CHALLENGE -> Every line that contains the word "Base" should be copied.

──────── SUPPLIED MATERIAL

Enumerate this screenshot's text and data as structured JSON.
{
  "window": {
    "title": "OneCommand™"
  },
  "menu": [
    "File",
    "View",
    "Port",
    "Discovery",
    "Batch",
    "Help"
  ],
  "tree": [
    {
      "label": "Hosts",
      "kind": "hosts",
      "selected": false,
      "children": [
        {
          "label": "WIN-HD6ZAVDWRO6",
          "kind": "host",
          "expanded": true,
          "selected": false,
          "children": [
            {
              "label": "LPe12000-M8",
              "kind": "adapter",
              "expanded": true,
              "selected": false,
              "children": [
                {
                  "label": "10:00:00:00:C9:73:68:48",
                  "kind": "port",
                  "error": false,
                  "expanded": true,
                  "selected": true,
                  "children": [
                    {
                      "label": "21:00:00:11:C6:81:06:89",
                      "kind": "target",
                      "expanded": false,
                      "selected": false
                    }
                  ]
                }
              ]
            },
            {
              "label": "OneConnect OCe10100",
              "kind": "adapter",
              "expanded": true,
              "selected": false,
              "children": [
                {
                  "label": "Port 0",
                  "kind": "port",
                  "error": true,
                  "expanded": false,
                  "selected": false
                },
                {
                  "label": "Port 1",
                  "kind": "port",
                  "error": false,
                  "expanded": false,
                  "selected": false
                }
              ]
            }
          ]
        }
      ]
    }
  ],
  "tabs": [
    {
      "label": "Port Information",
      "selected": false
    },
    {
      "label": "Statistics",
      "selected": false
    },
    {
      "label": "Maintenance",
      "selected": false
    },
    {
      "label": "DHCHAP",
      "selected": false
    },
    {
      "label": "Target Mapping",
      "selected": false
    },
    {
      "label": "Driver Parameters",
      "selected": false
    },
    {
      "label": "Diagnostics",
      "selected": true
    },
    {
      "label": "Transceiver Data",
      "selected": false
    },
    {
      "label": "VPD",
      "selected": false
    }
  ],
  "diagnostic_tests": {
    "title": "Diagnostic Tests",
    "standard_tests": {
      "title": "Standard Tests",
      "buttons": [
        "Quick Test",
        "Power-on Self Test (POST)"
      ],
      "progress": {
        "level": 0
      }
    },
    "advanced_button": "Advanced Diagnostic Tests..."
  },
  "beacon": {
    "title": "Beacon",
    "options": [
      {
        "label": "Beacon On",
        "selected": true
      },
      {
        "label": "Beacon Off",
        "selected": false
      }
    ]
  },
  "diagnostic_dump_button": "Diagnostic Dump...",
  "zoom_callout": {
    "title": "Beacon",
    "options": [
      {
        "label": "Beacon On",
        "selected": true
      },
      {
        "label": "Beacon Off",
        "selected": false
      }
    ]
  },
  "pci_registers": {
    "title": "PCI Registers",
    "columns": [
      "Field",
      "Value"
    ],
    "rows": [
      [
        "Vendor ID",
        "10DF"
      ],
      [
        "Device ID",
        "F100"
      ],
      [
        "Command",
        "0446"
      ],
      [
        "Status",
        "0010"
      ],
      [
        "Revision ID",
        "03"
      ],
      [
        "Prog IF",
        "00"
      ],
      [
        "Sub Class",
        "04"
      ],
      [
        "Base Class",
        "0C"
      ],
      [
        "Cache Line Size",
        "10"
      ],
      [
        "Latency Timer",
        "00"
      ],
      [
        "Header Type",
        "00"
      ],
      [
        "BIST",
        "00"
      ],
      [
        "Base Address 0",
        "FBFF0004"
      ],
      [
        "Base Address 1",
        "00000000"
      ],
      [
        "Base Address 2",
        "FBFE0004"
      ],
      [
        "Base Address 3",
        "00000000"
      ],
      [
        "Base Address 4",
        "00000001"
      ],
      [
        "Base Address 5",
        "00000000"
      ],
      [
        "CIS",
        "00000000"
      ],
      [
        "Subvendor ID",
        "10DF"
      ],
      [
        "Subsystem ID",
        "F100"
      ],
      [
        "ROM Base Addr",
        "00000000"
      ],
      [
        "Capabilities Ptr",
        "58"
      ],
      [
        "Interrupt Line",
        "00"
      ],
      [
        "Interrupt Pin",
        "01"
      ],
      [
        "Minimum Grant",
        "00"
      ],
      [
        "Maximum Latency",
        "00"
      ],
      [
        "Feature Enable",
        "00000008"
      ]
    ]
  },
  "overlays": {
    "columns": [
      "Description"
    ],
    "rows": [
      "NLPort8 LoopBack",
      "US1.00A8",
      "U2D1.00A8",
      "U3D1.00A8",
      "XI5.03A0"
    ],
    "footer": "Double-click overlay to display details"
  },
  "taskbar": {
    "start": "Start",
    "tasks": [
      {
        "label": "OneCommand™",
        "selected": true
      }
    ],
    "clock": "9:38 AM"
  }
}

────────────────

THE COMPLETED TASK ->
        "Base Class",
        "Base Address 0",
        "Base Address 1",
        "Base Address 2",
        "Base Address 3",
        "Base Address 4",
        "Base Address 5",
        "ROM Base Addr",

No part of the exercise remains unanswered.